- DIRECTIONS FOR THIS TASK:
Every line below should be repeated exactly.

- DATA FOR THIS TASK:
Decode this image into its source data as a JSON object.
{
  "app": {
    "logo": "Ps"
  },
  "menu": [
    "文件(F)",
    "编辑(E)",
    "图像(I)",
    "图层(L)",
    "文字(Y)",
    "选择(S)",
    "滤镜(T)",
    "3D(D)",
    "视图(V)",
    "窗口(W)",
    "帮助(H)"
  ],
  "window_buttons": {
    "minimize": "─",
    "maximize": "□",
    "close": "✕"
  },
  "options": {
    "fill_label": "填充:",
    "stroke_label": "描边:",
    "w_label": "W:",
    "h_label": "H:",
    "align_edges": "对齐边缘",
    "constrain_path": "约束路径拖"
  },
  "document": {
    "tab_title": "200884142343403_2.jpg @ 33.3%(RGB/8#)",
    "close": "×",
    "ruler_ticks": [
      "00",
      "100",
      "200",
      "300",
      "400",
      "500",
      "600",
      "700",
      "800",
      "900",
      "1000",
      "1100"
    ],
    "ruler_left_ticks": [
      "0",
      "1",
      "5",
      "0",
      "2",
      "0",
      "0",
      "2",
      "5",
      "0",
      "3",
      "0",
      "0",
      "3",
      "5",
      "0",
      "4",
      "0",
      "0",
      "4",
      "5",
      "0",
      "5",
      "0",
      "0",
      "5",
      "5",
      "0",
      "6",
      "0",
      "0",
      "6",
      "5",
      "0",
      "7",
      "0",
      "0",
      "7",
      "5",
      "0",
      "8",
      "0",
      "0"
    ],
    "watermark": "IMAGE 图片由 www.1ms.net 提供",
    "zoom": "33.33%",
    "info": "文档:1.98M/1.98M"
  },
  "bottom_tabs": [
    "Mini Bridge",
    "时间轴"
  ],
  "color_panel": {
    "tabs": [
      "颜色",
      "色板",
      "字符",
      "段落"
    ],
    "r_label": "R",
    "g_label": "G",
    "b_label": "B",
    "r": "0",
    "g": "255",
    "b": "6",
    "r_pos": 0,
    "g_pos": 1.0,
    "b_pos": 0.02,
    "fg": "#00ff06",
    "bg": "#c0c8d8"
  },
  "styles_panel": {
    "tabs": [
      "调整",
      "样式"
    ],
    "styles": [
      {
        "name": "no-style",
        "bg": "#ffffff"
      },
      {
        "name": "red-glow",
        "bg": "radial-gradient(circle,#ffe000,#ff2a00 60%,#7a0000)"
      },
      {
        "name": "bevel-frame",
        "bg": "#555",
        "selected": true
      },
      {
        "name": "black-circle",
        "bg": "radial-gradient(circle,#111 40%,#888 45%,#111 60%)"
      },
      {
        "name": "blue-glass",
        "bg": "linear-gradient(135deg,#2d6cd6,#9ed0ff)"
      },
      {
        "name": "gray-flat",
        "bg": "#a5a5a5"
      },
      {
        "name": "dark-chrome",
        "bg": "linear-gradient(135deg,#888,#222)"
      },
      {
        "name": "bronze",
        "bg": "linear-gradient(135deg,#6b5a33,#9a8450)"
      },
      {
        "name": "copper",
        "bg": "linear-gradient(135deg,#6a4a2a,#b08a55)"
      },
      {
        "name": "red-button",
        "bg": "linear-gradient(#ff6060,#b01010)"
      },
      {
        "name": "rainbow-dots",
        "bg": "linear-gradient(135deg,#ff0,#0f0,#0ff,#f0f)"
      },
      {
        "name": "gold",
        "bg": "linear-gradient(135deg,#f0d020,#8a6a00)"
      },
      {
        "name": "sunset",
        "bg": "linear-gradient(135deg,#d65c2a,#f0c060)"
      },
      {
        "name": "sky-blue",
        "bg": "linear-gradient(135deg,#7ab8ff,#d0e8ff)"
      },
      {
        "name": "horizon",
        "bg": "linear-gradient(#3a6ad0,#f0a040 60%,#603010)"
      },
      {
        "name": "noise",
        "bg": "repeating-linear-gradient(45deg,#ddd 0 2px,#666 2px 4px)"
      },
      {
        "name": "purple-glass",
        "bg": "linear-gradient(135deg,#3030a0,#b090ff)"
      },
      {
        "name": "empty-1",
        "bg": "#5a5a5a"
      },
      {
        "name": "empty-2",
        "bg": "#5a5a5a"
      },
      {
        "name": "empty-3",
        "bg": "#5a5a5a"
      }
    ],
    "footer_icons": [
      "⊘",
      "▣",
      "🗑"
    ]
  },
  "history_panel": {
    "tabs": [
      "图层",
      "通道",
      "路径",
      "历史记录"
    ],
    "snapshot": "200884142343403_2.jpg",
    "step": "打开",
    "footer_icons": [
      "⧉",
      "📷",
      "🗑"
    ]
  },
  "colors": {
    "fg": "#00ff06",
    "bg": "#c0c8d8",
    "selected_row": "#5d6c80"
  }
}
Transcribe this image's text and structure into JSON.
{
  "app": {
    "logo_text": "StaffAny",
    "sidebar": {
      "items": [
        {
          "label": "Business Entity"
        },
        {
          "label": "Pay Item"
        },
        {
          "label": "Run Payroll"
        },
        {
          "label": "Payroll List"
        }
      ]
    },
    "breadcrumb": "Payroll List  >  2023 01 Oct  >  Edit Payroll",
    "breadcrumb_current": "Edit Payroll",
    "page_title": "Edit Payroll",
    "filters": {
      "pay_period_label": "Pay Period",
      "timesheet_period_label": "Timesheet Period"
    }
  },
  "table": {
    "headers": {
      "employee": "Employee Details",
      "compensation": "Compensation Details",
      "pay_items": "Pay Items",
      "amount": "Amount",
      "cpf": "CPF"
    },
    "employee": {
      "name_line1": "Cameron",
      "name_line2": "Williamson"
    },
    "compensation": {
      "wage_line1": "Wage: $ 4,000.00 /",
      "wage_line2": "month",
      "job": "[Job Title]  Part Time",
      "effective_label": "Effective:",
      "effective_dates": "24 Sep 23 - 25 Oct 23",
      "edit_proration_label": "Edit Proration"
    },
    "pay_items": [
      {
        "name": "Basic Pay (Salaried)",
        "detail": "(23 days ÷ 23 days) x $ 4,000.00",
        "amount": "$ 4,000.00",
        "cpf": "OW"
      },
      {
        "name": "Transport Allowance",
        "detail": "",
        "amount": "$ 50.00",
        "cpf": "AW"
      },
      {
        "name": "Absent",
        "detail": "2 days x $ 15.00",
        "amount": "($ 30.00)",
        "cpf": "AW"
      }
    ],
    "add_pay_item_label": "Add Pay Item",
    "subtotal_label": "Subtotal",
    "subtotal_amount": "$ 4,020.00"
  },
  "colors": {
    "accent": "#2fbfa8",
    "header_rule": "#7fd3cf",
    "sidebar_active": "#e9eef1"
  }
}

- SOLUTION:
Decode this image into its source data as a JSON object.
{
  "app": {
    "logo": "Ps"
  },
  "menu": [
    "文件(F)",
    "编辑(E)",
    "图像(I)",
    "图层(L)",
    "文字(Y)",
    "选择(S)",
    "滤镜(T)",
    "3D(D)",
    "视图(V)",
    "窗口(W)",
    "帮助(H)"
  ],
  "window_buttons": {
    "minimize": "─",
    "maximize": "□",
    "close": "✕"
  },
  "options": {
    "fill_label": "填充:",
    "stroke_label": "描边:",
    "w_label": "W:",
    "h_label": "H:",
    "align_edges": "对齐边缘",
    "constrain_path": "约束路径拖"
  },
  "document": {
    "tab_title": "200884142343403_2.jpg @ 33.3%(RGB/8#)",
    "close": "×",
    "ruler_ticks": [
      "00",
      "100",
      "200",
      "300",
      "400",
      "500",
      "600",
      "700",
      "800",
      "900",
      "1000",
      "1100"
    ],
    "ruler_left_ticks": [
      "0",
      "1",
      "5",
      "0",
      "2",
      "0",
      "0",
      "2",
      "5",
      "0",
      "3",
      "0",
      "0",
      "3",
      "5",
      "0",
      "4",
      "0",
      "0",
      "4",
      "5",
      "0",
      "5",
      "0",
      "0",
      "5",
      "5",
      "0",
      "6",
      "0",
      "0",
      "6",
      "5",
      "0",
      "7",
      "0",
      "0",
      "7",
      "5",
      "0",
      "8",
      "0",
      "0"
    ],
    "watermark": "IMAGE 图片由 www.1ms.net 提供",
    "zoom": "33.33%",
    "info": "文档:1.98M/1.98M"
  },
  "bottom_tabs": [
    "Mini Bridge",
    "时间轴"
  ],
  "color_panel": {
    "tabs": [
      "颜色",
      "色板",
      "字符",
      "段落"
    ],
    "r_label": "R",
    "g_label": "G",
    "b_label": "B",
    "r": "0",
    "g": "255",
    "b": "6",
    "r_pos": 0,
    "g_pos": 1.0,
    "b_pos": 0.02,
    "fg": "#00ff06",
    "bg": "#c0c8d8"
  },
  "styles_panel": {
    "tabs": [
      "调整",
      "样式"
    ],
    "styles": [
      {
        "name": "no-style",
        "bg": "#ffffff"
      },
      {
        "name": "red-glow",
        "bg": "radial-gradient(circle,#ffe000,#ff2a00 60%,#7a0000)"
      },
      {
        "name": "bevel-frame",
        "bg": "#555",
        "selected": true
      },
      {
        "name": "black-circle",
        "bg": "radial-gradient(circle,#111 40%,#888 45%,#111 60%)"
      },
      {
        "name": "blue-glass",
        "bg": "linear-gradient(135deg,#2d6cd6,#9ed0ff)"
      },
      {
        "name": "gray-flat",
        "bg": "#a5a5a5"
      },
      {
        "name": "dark-chrome",
        "bg": "linear-gradient(135deg,#888,#222)"
      },
      {
        "name": "bronze",
        "bg": "linear-gradient(135deg,#6b5a33,#9a8450)"
      },
      {
        "name": "copper",
        "bg": "linear-gradient(135deg,#6a4a2a,#b08a55)"
      },
      {
        "name": "red-button",
        "bg": "linear-gradient(#ff6060,#b01010)"
      },
      {
        "name": "rainbow-dots",
        "bg": "linear-gradient(135deg,#ff0,#0f0,#0ff,#f0f)"
      },
      {
        "name": "gold",
        "bg": "linear-gradient(135deg,#f0d020,#8a6a00)"
      },
      {
        "name": "sunset",
        "bg": "linear-gradient(135deg,#d65c2a,#f0c060)"
      },
      {
        "name": "sky-blue",
        "bg": "linear-gradient(135deg,#7ab8ff,#d0e8ff)"
      },
      {
        "name": "horizon",
        "bg": "linear-gradient(#3a6ad0,#f0a040 60%,#603010)"
      },
      {
        "name": "noise",
        "bg": "repeating-linear-gradient(45deg,#ddd 0 2px,#666 2px 4px)"
      },
      {
        "name": "purple-glass",
        "bg": "linear-gradient(135deg,#3030a0,#b090ff)"
      },
      {
        "name": "empty-1",
        "bg": "#5a5a5a"
      },
      {
        "name": "empty-2",
        "bg": "#5a5a5a"
      },
      {
        "name": "empty-3",
        "bg": "#5a5a5a"
      }
    ],
    "footer_icons": [
      "⊘",
      "▣",
      "🗑"
    ]
  },
  "history_panel": {
    "tabs": [
      "图层",
      "通道",
      "路径",
      "历史记录"
    ],
    "snapshot": "200884142343403_2.jpg",
    "step": "打开",
    "footer_icons": [
      "⧉",
      "📷",
      "🗑"
    ]
  },
  "colors": {
    "fg": "#00ff06",
    "bg": "#c0c8d8",
    "selected_row": "#5d6c80"
  }
}
Transcribe this image's text and structure into JSON.
{
  "app": {
    "logo_text": "StaffAny",
    "sidebar": {
      "items": [
        {
          "label": "Business Entity"
        },
        {
          "label": "Pay Item"
        },
        {
          "label": "Run Payroll"
        },
        {
          "label": "Payroll List"
        }
      ]
    },
    "breadcrumb": "Payroll List  >  2023 01 Oct  >  Edit Payroll",
    "breadcrumb_current": "Edit Payroll",
    "page_title": "Edit Payroll",
    "filters": {
      "pay_period_label": "Pay Period",
      "timesheet_period_label": "Timesheet Period"
    }
  },
  "table": {
    "headers": {
      "employee": "Employee Details",
      "compensation": "Compensation Details",
      "pay_items": "Pay Items",
      "amount": "Amount",
      "cpf": "CPF"
    },
    "employee": {
      "name_line1": "Cameron",
      "name_line2": "Williamson"
    },
    "compensation": {
      "wage_line1": "Wage: $ 4,000.00 /",
      "wage_line2": "month",
      "job": "[Job Title]  Part Time",
      "effective_label": "Effective:",
      "effective_dates": "24 Sep 23 - 25 Oct 23",
      "edit_proration_label": "Edit Proration"
    },
    "pay_items": [
      {
        "name": "Basic Pay (Salaried)",
        "detail": "(23 days ÷ 23 days) x $ 4,000.00",
        "amount": "$ 4,000.00",
        "cpf": "OW"
      },
      {
        "name": "Transport Allowance",
        "detail": "",
        "amount": "$ 50.00",
        "cpf": "AW"
      },
      {
        "name": "Absent",
        "detail": "2 days x $ 15.00",
        "amount": "($ 30.00)",
        "cpf": "AW"
      }
    ],
    "add_pay_item_label": "Add Pay Item",
    "subtotal_label": "Subtotal",
    "subtotal_amount": "$ 4,020.00"
  },
  "colors": {
    "accent": "#2fbfa8",
    "header_rule": "#7fd3cf",
    "sidebar_active": "#e9eef1"
  }
}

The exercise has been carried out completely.